GOAL - Under this task are some entries; return every one of them exactly.

--- Start of PROVIDED ENTRIES ---

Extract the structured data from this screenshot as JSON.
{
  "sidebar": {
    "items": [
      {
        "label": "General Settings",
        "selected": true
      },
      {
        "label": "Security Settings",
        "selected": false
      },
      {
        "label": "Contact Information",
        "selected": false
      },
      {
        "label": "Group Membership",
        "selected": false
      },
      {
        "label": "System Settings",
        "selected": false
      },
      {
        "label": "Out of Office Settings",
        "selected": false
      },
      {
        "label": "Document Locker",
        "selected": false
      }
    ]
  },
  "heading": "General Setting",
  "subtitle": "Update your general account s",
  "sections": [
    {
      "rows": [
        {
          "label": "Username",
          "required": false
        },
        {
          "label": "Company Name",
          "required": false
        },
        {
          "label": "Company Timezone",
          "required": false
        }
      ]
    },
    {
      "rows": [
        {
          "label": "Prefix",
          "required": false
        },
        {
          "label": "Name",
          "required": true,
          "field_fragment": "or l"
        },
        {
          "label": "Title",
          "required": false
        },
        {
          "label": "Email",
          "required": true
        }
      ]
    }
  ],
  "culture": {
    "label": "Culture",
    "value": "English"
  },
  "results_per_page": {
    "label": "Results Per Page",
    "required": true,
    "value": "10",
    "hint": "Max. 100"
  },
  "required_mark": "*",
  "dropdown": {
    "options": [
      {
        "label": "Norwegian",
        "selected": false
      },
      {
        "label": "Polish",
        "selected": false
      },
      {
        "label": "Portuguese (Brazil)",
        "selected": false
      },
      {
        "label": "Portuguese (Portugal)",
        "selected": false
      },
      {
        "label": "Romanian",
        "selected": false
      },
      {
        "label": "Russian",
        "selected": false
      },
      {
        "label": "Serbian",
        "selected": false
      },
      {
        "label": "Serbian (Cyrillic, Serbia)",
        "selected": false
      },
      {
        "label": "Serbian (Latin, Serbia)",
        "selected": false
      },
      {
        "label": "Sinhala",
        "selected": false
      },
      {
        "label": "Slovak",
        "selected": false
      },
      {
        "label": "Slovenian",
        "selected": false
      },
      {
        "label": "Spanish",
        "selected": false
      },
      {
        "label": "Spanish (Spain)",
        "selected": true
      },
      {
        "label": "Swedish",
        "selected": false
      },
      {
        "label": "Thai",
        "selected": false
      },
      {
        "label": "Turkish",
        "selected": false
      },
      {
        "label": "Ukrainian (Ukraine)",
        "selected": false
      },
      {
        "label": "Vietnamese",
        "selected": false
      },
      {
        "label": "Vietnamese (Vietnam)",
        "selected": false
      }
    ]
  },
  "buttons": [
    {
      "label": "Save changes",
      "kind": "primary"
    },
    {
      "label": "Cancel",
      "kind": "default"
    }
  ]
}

--- End of PROVIDED ENTRIES ---

EXERCISE RESULT -
Extract the structured data from this screenshot as JSON.
{
  "sidebar": {
    "items": [
      {
        "label": "General Settings",
        "selected": true
      },
      {
        "label": "Security Settings",
        "selected": false
      },
      {
        "label": "Contact Information",
        "selected": false
      },
      {
        "label": "Group Membership",
        "selected": false
      },
      {
        "label": "System Settings",
        "selected": false
      },
      {
        "label": "Out of Office Settings",
        "selected": false
      },
      {
        "label": "Document Locker",
        "selected": false
      }
    ]
  },
  "heading": "General Setting",
  "subtitle": "Update your general account s",
  "sections": [
    {
      "rows": [
        {
          "label": "Username",
          "required": false
        },
        {
          "label": "Company Name",
          "required": false
        },
        {
          "label": "Company Timezone",
          "required": false
        }
      ]
    },
    {
      "rows": [
        {
          "label": "Prefix",
          "required": false
        },
        {
          "label": "Name",
          "required": true,
          "field_fragment": "or l"
        },
        {
          "label": "Title",
          "required": false
        },
        {
          "label": "Email",
          "required": true
        }
      ]
    }
  ],
  "culture": {
    "label": "Culture",
    "value": "English"
  },
  "results_per_page": {
    "label": "Results Per Page",
    "required": true,
    "value": "10",
    "hint": "Max. 100"
  },
  "required_mark": "*",
  "dropdown": {
    "options": [
      {
        "label": "Norwegian",
        "selected": false
      },
      {
        "label": "Polish",
        "selected": false
      },
      {
        "label": "Portuguese (Brazil)",
        "selected": false
      },
      {
        "label": "Portuguese (Portugal)",
        "selected": false
      },
      {
        "label": "Romanian",
        "selected": false
      },
      {
        "label": "Russian",
        "selected": false
      },
      {
        "label": "Serbian",
        "selected": false
      },
      {
        "label": "Serbian (Cyrillic, Serbia)",
        "selected": false
      },
      {
        "label": "Serbian (Latin, Serbia)",
        "selected": false
      },
      {
        "label": "Sinhala",
        "selected": false
      },
      {
        "label": "Slovak",
        "selected": false
      },
      {
        "label": "Slovenian",
        "selected": false
      },
      {
        "label": "Spanish",
        "selected": false
      },
      {
        "label": "Spanish (Spain)",
        "selected": true
      },
      {
        "label": "Swedish",
        "selected": false
      },
      {
        "label": "Thai",
        "selected": false
      },
      {
        "label": "Turkish",
        "selected": false
      },
      {
        "label": "Ukrainian (Ukraine)",
        "selected": false
      },
      {
        "label": "Vietnamese",
        "selected": false
      },
      {
        "label": "Vietnamese (Vietnam)",
        "selected": false
      }
    ]
  },
  "buttons": [
    {
      "label": "Save changes",
      "kind": "primary"
    },
    {
      "label": "Cancel",
      "kind": "default"
    }
  ]
}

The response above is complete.